EXTRACTED INFORMATION:
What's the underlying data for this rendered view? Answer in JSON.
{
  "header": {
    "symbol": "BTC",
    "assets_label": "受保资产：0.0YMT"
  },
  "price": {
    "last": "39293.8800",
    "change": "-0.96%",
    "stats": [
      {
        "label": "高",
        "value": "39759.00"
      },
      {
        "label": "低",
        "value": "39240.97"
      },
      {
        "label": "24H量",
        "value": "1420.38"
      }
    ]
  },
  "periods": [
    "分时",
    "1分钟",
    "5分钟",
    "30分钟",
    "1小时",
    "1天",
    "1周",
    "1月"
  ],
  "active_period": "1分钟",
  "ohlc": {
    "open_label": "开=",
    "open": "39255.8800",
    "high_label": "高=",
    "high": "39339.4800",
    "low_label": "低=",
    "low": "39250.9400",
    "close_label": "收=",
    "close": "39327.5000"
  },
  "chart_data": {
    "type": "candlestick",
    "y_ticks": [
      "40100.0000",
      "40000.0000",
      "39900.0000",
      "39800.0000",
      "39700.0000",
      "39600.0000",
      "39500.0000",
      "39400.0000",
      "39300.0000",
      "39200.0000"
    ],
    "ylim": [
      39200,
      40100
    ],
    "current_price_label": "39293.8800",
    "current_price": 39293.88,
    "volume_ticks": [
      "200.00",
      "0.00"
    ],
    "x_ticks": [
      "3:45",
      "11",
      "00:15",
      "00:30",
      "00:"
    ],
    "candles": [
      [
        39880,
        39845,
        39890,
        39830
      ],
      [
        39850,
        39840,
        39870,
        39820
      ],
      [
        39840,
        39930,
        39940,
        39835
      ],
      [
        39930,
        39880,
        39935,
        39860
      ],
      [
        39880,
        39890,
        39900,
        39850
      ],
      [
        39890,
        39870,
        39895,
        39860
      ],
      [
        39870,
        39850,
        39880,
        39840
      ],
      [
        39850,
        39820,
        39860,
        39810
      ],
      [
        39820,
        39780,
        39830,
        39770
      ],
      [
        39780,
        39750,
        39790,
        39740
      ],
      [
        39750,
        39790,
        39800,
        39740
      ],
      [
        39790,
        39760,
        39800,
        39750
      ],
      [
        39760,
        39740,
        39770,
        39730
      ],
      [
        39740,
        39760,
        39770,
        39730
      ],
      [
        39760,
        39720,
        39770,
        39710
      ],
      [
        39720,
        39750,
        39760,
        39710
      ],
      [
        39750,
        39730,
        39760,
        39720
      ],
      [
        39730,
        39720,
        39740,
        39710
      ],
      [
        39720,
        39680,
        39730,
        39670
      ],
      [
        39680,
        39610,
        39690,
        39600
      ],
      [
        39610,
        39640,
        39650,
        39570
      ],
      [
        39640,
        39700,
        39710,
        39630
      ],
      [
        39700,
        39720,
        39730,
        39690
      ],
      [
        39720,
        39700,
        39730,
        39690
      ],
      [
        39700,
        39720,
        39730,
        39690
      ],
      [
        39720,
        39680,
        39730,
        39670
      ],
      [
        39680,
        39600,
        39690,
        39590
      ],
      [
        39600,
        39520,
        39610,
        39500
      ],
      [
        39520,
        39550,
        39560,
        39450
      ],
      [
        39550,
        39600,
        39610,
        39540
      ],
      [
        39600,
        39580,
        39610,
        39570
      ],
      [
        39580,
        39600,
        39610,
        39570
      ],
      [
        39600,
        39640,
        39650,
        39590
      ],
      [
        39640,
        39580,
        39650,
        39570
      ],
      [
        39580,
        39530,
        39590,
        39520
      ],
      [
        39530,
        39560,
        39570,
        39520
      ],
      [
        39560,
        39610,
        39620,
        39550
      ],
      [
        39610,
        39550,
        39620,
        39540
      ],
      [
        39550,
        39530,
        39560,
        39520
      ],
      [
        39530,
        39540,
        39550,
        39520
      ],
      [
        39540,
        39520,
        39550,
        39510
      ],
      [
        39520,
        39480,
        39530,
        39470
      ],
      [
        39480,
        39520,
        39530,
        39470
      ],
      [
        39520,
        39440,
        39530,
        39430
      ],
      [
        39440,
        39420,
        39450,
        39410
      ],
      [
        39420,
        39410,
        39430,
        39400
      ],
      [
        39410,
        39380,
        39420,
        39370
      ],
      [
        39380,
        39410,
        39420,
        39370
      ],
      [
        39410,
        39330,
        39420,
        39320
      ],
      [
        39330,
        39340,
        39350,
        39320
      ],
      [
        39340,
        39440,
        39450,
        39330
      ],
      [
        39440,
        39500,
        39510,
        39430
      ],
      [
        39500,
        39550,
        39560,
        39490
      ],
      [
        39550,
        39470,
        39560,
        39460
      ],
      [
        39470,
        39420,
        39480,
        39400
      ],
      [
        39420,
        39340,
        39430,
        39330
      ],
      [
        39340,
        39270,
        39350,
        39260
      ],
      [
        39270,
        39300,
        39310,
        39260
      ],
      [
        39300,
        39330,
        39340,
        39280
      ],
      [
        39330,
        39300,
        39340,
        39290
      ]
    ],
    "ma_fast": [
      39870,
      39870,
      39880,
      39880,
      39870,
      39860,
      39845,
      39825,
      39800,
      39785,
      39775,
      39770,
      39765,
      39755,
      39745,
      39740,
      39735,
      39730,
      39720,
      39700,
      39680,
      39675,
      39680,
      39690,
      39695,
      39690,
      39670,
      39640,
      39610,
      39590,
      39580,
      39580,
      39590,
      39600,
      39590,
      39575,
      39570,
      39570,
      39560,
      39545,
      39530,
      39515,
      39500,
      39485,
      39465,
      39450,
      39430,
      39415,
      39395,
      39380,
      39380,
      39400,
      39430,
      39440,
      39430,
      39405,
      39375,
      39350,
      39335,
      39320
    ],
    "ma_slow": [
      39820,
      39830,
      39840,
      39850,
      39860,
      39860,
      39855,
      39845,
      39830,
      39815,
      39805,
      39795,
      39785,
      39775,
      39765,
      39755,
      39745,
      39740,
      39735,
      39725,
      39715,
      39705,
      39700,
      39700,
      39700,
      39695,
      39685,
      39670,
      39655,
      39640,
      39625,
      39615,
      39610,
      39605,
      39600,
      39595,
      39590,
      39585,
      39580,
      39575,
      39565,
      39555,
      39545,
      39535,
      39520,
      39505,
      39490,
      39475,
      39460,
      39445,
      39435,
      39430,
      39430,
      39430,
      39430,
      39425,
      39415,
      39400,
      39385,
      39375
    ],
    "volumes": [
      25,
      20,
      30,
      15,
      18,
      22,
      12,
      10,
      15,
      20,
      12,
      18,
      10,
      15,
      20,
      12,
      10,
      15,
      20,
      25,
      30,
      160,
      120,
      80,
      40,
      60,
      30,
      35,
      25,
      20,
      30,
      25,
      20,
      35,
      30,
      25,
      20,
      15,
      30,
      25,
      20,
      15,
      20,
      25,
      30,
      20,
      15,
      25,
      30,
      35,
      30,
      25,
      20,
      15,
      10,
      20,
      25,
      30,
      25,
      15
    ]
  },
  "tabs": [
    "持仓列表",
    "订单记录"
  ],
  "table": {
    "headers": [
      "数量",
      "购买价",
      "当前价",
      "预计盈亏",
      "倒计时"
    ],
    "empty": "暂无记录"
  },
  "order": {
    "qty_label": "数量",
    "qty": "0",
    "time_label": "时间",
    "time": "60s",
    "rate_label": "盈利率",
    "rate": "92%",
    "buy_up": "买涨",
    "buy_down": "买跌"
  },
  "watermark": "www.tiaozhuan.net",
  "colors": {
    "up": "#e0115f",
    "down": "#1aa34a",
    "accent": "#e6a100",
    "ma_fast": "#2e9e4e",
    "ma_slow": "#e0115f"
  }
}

THE EXERCISE:
Search the preceding listing for the word "value" and pull out every line that holds it.

SOLUTION:
        "value": "39759.00"
        "value": "39240.97"
        "value": "1420.38"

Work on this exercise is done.